■ **Problem 1**
List every type of rig or gear setup that the post on riser covers names.

■ **Reading text**

____________

Re: [greeny] Riser Covers
When the pin rigs first came out almost all the BASE rig manufacturers had trouble, to the point of tearing their hair out, with their first generation version of riser covers. Riser covers have to be rigid enough to stay in place prior to jumping but pliable enough to always release on deployment. And that was easier said than done.
Keeping in mind earlier Velcro closed BASE rigs had no riser covers it might be said they are only on today's pin rigs for cosmetic purposes, but to make sure, let's look at the history of riser covers . . .
When skydiving first changed over from gut gear (reserve on the front, main on the back) to piggybacks (both on the back) they somehow had to route the main risers out of the lower main container, up passed the reserve, and over the shoulders of the jumper. Most did just that only adding a small Velcro tab to hold things in place. Basically just think a modern skydiving rig without riser covers at all. In the below photo I'm wearing an early Wonderhog set up this way.
Soon however, there started to be problems. The steering toggles and stowed excess brake line were actually on the outside of the container. And in a funnel, or just due to sloppy stowing, a toggle, the excess brake line, or both, could come out in freefall. It would then trail above the jumper and present a serious problem on deployment. I remember one jumper who had this problem pointed out to him in freefall and he panic pulled his reserve and the resulting entanglement killed him. This is the reason older jumpers are so anal about securely stowing excess steering lines and even with the current style of skydiving riser covers I shudder when I see jumpers not stow the excess steering line at all.

____________

■ **Given entries**

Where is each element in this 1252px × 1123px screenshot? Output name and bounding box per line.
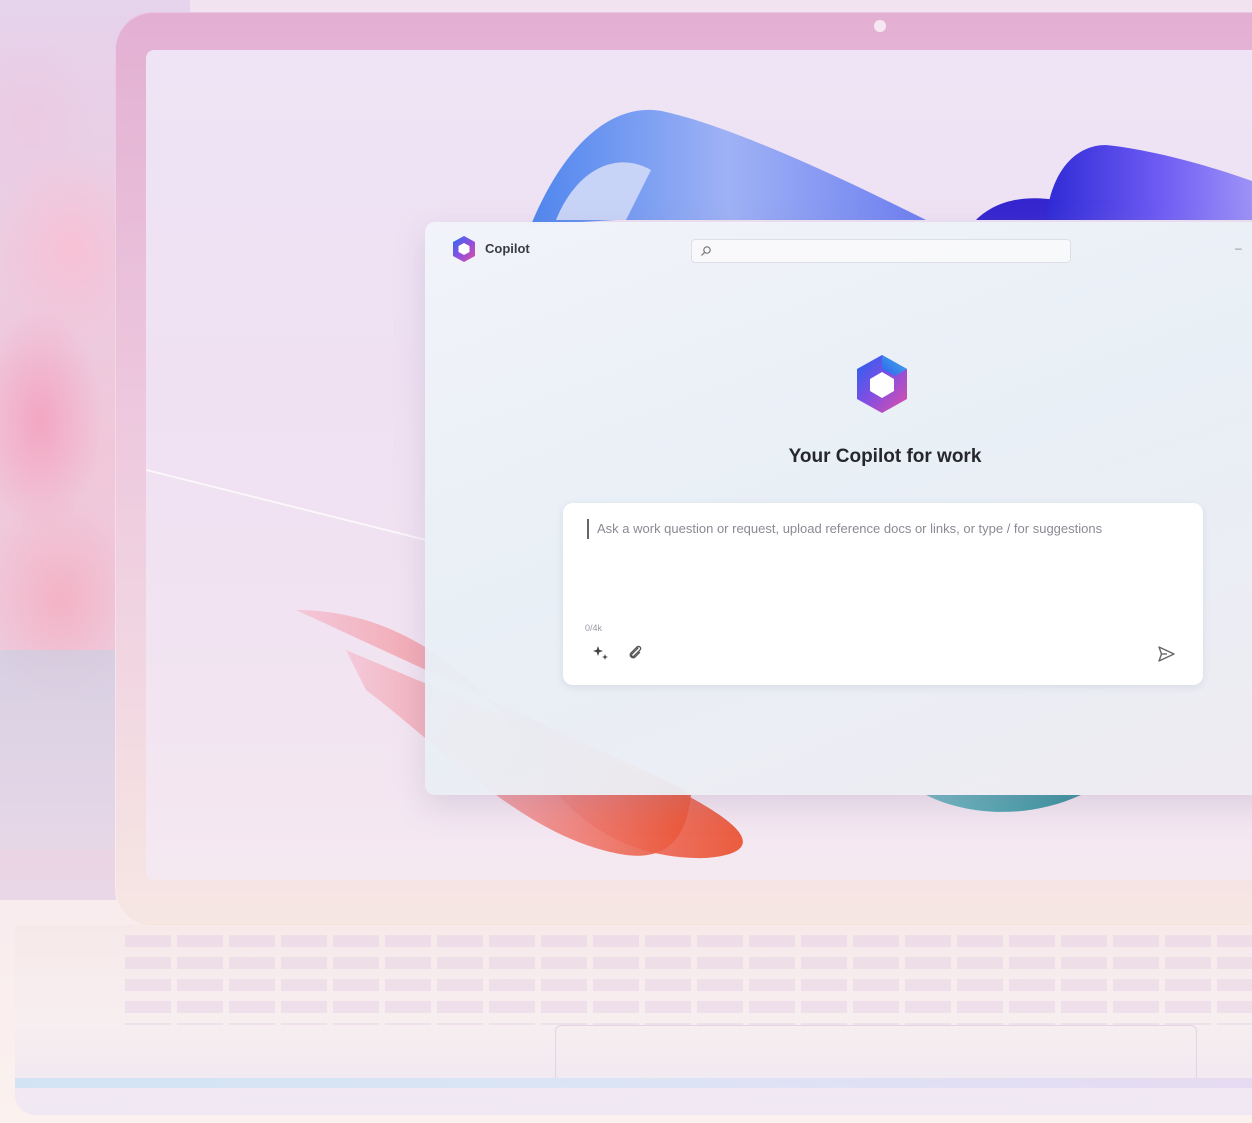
laptop-base-edge (15, 1078, 1252, 1088)
minimize-icon[interactable]: – (1235, 242, 1245, 256)
copilot-logo-icon (453, 236, 475, 262)
page-title: Your Copilot for work (788, 446, 982, 467)
scene: Copilot – Your Copilot for work Ask a wo… (0, 0, 1252, 1123)
copilot-hero-logo-icon (857, 355, 907, 413)
laptop-trackpad (555, 1025, 1197, 1082)
sparkle-icon[interactable] (591, 643, 611, 663)
compose-input-placeholder[interactable]: Ask a work question or request, upload r… (597, 521, 1102, 536)
text-caret (587, 519, 589, 539)
paperclip-icon[interactable] (625, 643, 645, 663)
app-title: Copilot (485, 241, 530, 256)
copilot-window: Copilot – Your Copilot for work Ask a wo… (425, 222, 1252, 795)
titlebar: Copilot – (425, 222, 1252, 278)
laptop-keyboard (125, 935, 1252, 1025)
compose-box[interactable]: Ask a work question or request, upload r… (563, 503, 1203, 685)
laptop-camera (874, 20, 886, 32)
search-input[interactable] (691, 239, 1071, 263)
send-icon[interactable] (1155, 643, 1177, 665)
search-icon (701, 246, 711, 256)
char-count: 0/4k (585, 623, 603, 633)
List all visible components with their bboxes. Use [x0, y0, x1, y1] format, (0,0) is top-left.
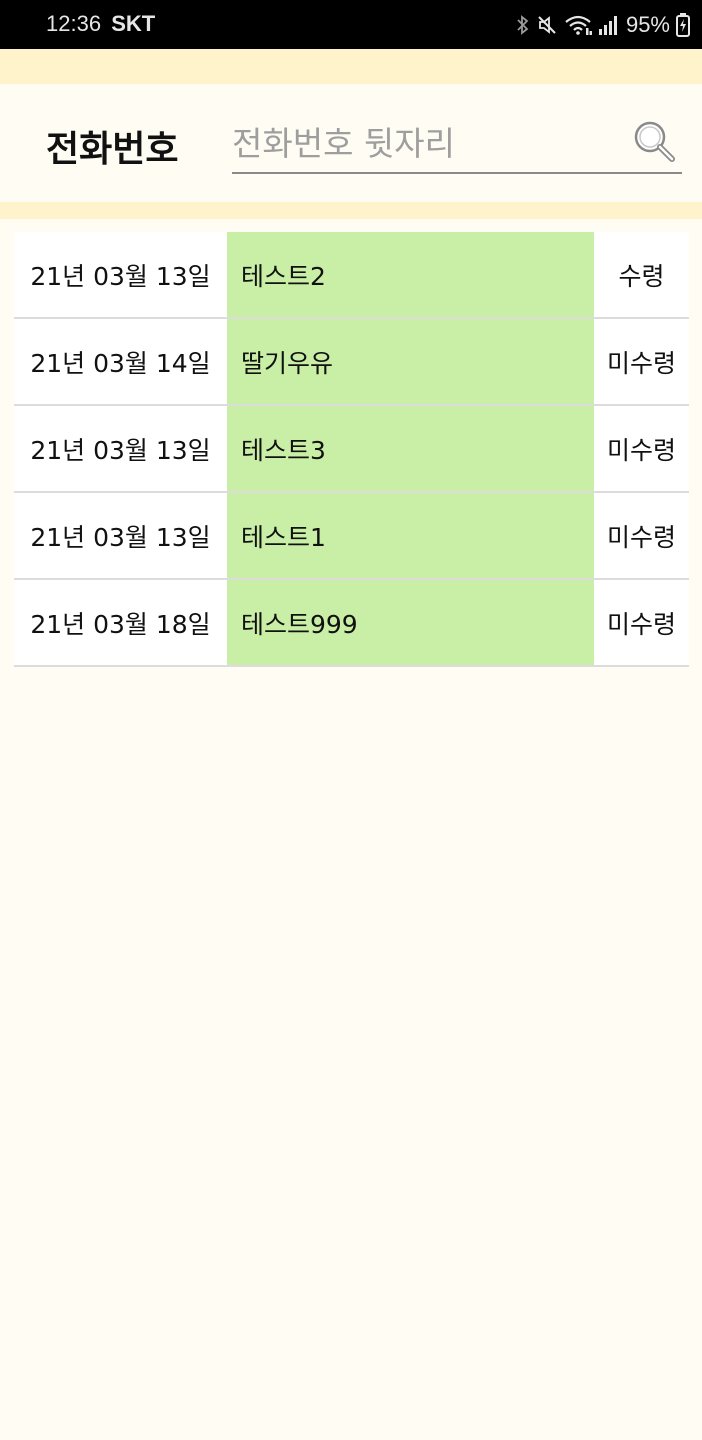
status-carrier: SKT: [111, 11, 156, 36]
list-item[interactable]: 21년 03월 18일 테스트999 미수령: [14, 580, 689, 667]
item-name: 테스트1: [227, 493, 594, 578]
search-label: 전화번호: [46, 129, 179, 170]
search-icon[interactable]: [632, 120, 676, 164]
status-left: 12:36 SKT: [46, 11, 155, 37]
item-status: 미수령: [606, 435, 676, 465]
top-band: [0, 49, 702, 84]
item-status: 미수령: [606, 348, 676, 378]
item-name: 딸기우유: [227, 319, 594, 404]
item-name: 테스트999: [227, 580, 594, 665]
item-date: 21년 03월 13일: [30, 522, 211, 552]
search-area: 전화번호: [0, 84, 702, 202]
list-item[interactable]: 21년 03월 13일 테스트2 수령: [14, 232, 689, 319]
divider-band: [0, 202, 702, 219]
status-bar: 12:36 SKT 95%: [0, 0, 702, 49]
mute-icon: [538, 16, 556, 34]
item-date: 21년 03월 13일: [30, 261, 211, 291]
record-list: 21년 03월 13일 테스트2 수령 21년 03월 14일 딸기우유 미수령…: [14, 232, 689, 667]
item-date: 21년 03월 14일: [30, 348, 211, 378]
item-date: 21년 03월 13일: [30, 435, 211, 465]
bluetooth-icon: [517, 15, 529, 35]
list-item[interactable]: 21년 03월 13일 테스트1 미수령: [14, 493, 689, 580]
item-name: 테스트3: [227, 406, 594, 491]
item-date: 21년 03월 18일: [30, 609, 211, 639]
list-item[interactable]: 21년 03월 13일 테스트3 미수령: [14, 406, 689, 493]
status-right: 95%: [516, 10, 690, 40]
search-field: [232, 116, 682, 174]
list-item[interactable]: 21년 03월 14일 딸기우유 미수령: [14, 319, 689, 406]
item-status: 미수령: [606, 609, 676, 639]
battery-percent: 95%: [625, 12, 670, 37]
battery-charging-icon: [676, 13, 690, 37]
status-time: 12:36: [46, 11, 102, 36]
search-input[interactable]: [232, 116, 622, 170]
signal-icon: [598, 16, 617, 35]
wifi-icon: [565, 15, 592, 35]
item-status: 수령: [618, 261, 665, 291]
item-name: 테스트2: [227, 232, 594, 317]
item-status: 미수령: [606, 522, 676, 552]
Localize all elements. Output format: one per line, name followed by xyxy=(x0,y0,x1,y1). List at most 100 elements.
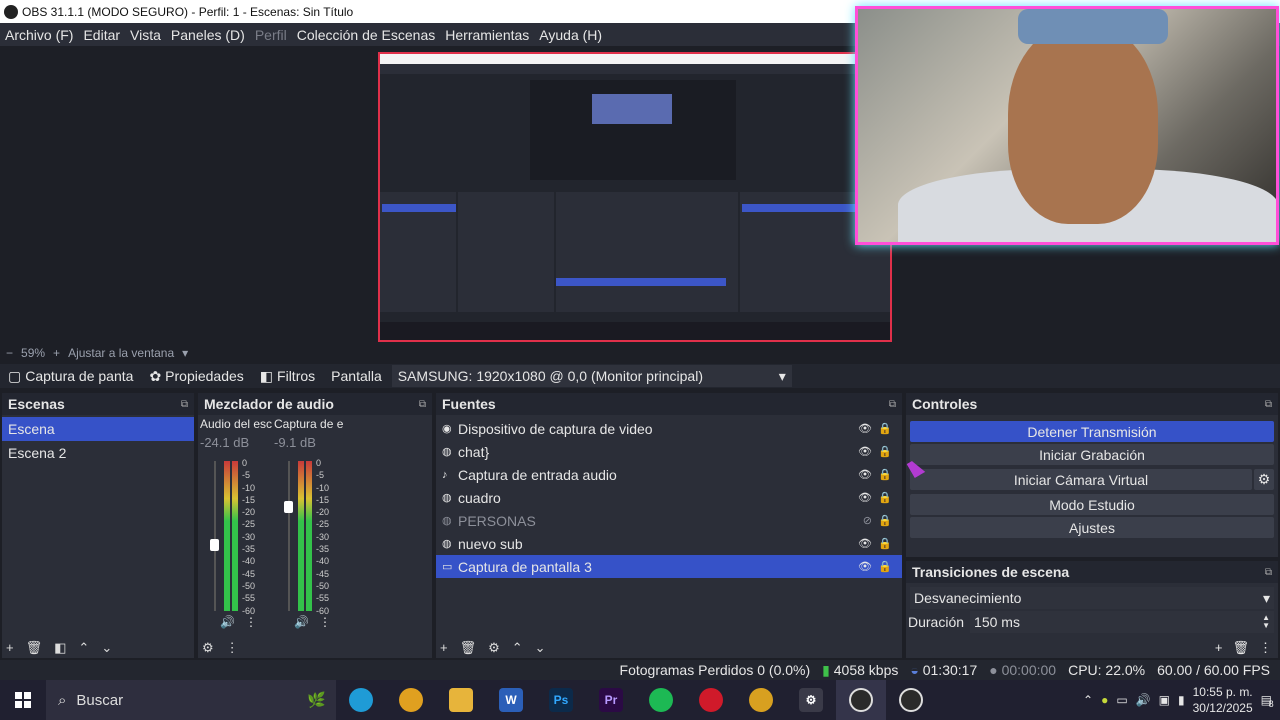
start-virtual-camera-button[interactable]: Iniciar Cámara Virtual xyxy=(910,469,1252,490)
webcam-preview[interactable] xyxy=(855,6,1279,245)
stop-streaming-button[interactable]: Detener Transmisión xyxy=(910,421,1274,442)
network-icon[interactable]: ▣ xyxy=(1159,693,1170,707)
kebab-menu-icon[interactable]: ⋮ xyxy=(319,615,331,629)
duration-spinbox[interactable]: 150 ms ▲ ▼ xyxy=(970,611,1274,633)
premiere-icon[interactable]: Pr xyxy=(586,680,636,720)
source-item[interactable]: ♪ Captura de entrada audio 👁 🔒 xyxy=(436,463,902,486)
chevron-down-icon[interactable]: ▾ xyxy=(182,346,188,360)
eye-icon[interactable]: 👁 xyxy=(858,560,872,573)
filters-button[interactable]: ◧ Filtros xyxy=(252,368,323,385)
screen-capture-preview[interactable] xyxy=(378,52,892,342)
edge-icon[interactable] xyxy=(336,680,386,720)
dock-float-icon[interactable]: ⧉ xyxy=(889,399,896,410)
lock-icon[interactable]: 🔒 xyxy=(878,491,892,504)
taskbar-search[interactable]: ⌕ Buscar 🌿 xyxy=(46,680,336,720)
volume-fader[interactable] xyxy=(210,539,219,551)
volume-fader[interactable] xyxy=(284,501,293,513)
menu-coleccion-escenas[interactable]: Colección de Escenas xyxy=(292,27,441,43)
source-item[interactable]: ◍ chat} 👁 🔒 xyxy=(436,440,902,463)
zoom-out-button[interactable]: − xyxy=(6,346,13,360)
transition-select[interactable]: Desvanecimiento ▾ xyxy=(910,587,1274,609)
dock-float-icon[interactable]: ⧉ xyxy=(181,399,188,410)
battery-icon[interactable]: ▭ xyxy=(1116,693,1127,707)
settings-icon[interactable]: ⚙ xyxy=(786,680,836,720)
studio-mode-button[interactable]: Modo Estudio xyxy=(910,494,1274,515)
word-icon[interactable]: W xyxy=(486,680,536,720)
source-item[interactable]: ▭ Captura de pantalla 3 👁 🔒 xyxy=(436,555,902,578)
obs-icon[interactable] xyxy=(836,680,886,720)
move-down-icon[interactable]: ⌄ xyxy=(535,640,546,656)
power-icon[interactable]: ▮ xyxy=(1178,693,1185,707)
kebab-menu-icon[interactable]: ⋮ xyxy=(1259,640,1272,656)
kebab-menu-icon[interactable]: ⋮ xyxy=(245,615,257,629)
move-up-icon[interactable]: ⌃ xyxy=(78,640,89,656)
eye-hidden-icon[interactable]: ⊘ xyxy=(863,514,872,527)
virtual-camera-settings-gear-icon[interactable]: ⚙ xyxy=(1254,469,1274,490)
properties-button[interactable]: ✿ Propiedades xyxy=(141,368,251,385)
lock-icon[interactable]: 🔒 xyxy=(878,445,892,458)
channel-name: Captura de e xyxy=(274,417,344,431)
start-recording-button[interactable]: Iniciar Grabación xyxy=(910,444,1274,465)
chrome-icon[interactable] xyxy=(736,680,786,720)
move-down-icon[interactable]: ⌄ xyxy=(101,640,112,656)
menu-ayuda[interactable]: Ayuda (H) xyxy=(534,27,607,43)
screen-select[interactable]: SAMSUNG: 1920x1080 @ 0,0 (Monitor princi… xyxy=(391,365,792,387)
start-button[interactable] xyxy=(0,680,46,720)
speaker-icon[interactable]: 🔊 xyxy=(220,615,235,629)
opera-icon[interactable] xyxy=(686,680,736,720)
menu-archivo[interactable]: Archivo (F) xyxy=(0,27,78,43)
menu-perfil[interactable]: Perfil xyxy=(250,27,292,43)
dock-float-icon[interactable]: ⧉ xyxy=(1265,567,1272,578)
mixer-title: Mezclador de audio xyxy=(204,396,334,412)
lock-icon[interactable]: 🔒 xyxy=(878,514,892,527)
menu-editar[interactable]: Editar xyxy=(78,27,125,43)
kebab-menu-icon[interactable]: ⋮ xyxy=(226,640,239,656)
sources-title: Fuentes xyxy=(442,396,496,412)
chrome-icon[interactable] xyxy=(386,680,436,720)
menu-paneles[interactable]: Paneles (D) xyxy=(166,27,250,43)
add-icon[interactable]: + xyxy=(1215,640,1223,656)
lock-icon[interactable]: 🔒 xyxy=(878,468,892,481)
gear-icon[interactable]: ⚙ xyxy=(488,640,500,656)
add-icon[interactable]: + xyxy=(6,640,14,656)
source-item[interactable]: ◉ Dispositivo de captura de video 👁 🔒 xyxy=(436,417,902,440)
source-item[interactable]: ◍ cuadro 👁 🔒 xyxy=(436,486,902,509)
trash-icon[interactable]: 🗑 xyxy=(26,640,43,656)
trash-icon[interactable]: 🗑 xyxy=(1232,640,1249,656)
eye-icon[interactable]: 👁 xyxy=(858,422,872,435)
lock-icon[interactable]: 🔒 xyxy=(878,422,892,435)
folder-icon[interactable] xyxy=(436,680,486,720)
scene-item[interactable]: Escena xyxy=(2,417,194,441)
spotify-icon[interactable] xyxy=(636,680,686,720)
chevron-up-icon[interactable]: ⌃ xyxy=(1083,693,1093,707)
trash-icon[interactable]: 🗑 xyxy=(460,640,477,656)
move-up-icon[interactable]: ⌃ xyxy=(512,640,523,656)
lock-icon[interactable]: 🔒 xyxy=(878,537,892,550)
lock-icon[interactable]: 🔒 xyxy=(878,560,892,573)
menu-herramientas[interactable]: Herramientas xyxy=(440,27,534,43)
photoshop-icon[interactable]: Ps xyxy=(536,680,586,720)
clock[interactable]: 10:55 p. m. 30/12/2025 xyxy=(1193,684,1253,716)
eye-icon[interactable]: 👁 xyxy=(858,537,872,550)
scene-item[interactable]: Escena 2 xyxy=(2,441,194,465)
dock-float-icon[interactable]: ⧉ xyxy=(419,399,426,410)
eye-icon[interactable]: 👁 xyxy=(858,468,872,481)
eye-icon[interactable]: 👁 xyxy=(858,491,872,504)
menu-vista[interactable]: Vista xyxy=(125,27,166,43)
eye-icon[interactable]: 👁 xyxy=(858,445,872,458)
speaker-icon[interactable]: 🔊 xyxy=(1136,693,1151,707)
filter-icon[interactable]: ◧ xyxy=(54,640,66,656)
dock-float-icon[interactable]: ⧉ xyxy=(1265,399,1272,410)
zoom-fit-label[interactable]: Ajustar a la ventana xyxy=(68,346,174,360)
tray-app-icon[interactable]: ● xyxy=(1101,693,1108,707)
add-icon[interactable]: + xyxy=(440,640,448,656)
zoom-in-button[interactable]: + xyxy=(53,346,60,360)
obs-icon[interactable] xyxy=(886,680,936,720)
notification-icon[interactable]: ▤ 8 xyxy=(1261,693,1274,709)
camera-icon: ◉ xyxy=(442,423,452,435)
speaker-icon[interactable]: 🔊 xyxy=(294,615,309,629)
source-item[interactable]: ◍ nuevo sub 👁 🔒 xyxy=(436,532,902,555)
mixer-settings-icon[interactable]: ⚙ xyxy=(202,640,214,656)
settings-button[interactable]: Ajustes xyxy=(910,517,1274,538)
source-item[interactable]: ◍ PERSONAS ⊘ 🔒 xyxy=(436,509,902,532)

____________

■ **Problem 2**
From the records, format the lines starting with the line containing "laptop-base-edge (15, 1078, 1252, 1088)" up to and including the line containing "app-title: Copilot (485, 241, 530, 256)" as a JSON list of strings, one string per line.

■ **Response 1**
- pin rigs
- Velcro closed BASE rigs
- gut gear
- piggybacks
- a modern skydiving rig
- an early Wonderhog

■ **Response 2**
[
  "laptop-base-edge (15, 1078, 1252, 1088)",
  "minimize-icon[interactable]: – (1235, 242, 1245, 256)",
  "copilot-logo-icon (453, 236, 475, 262)",
  "page-title: Your Copilot for work (788, 446, 982, 467)",
  "scene: Copilot – Your Copilot for work Ask a wo… (0, 0, 1252, 1123)",
  "copilot-hero-logo-icon (857, 355, 907, 413)",
  "laptop-trackpad (555, 1025, 1197, 1082)",
  "sparkle-icon[interactable] (591, 643, 611, 663)",
  "compose-input-placeholder[interactable]: Ask a work question or request, upload r… (597, 521, 1102, 536)",
  "text-caret (587, 519, 589, 539)",
  "paperclip-icon[interactable] (625, 643, 645, 663)",
  "app-title: Copilot (485, 241, 530, 256)"
]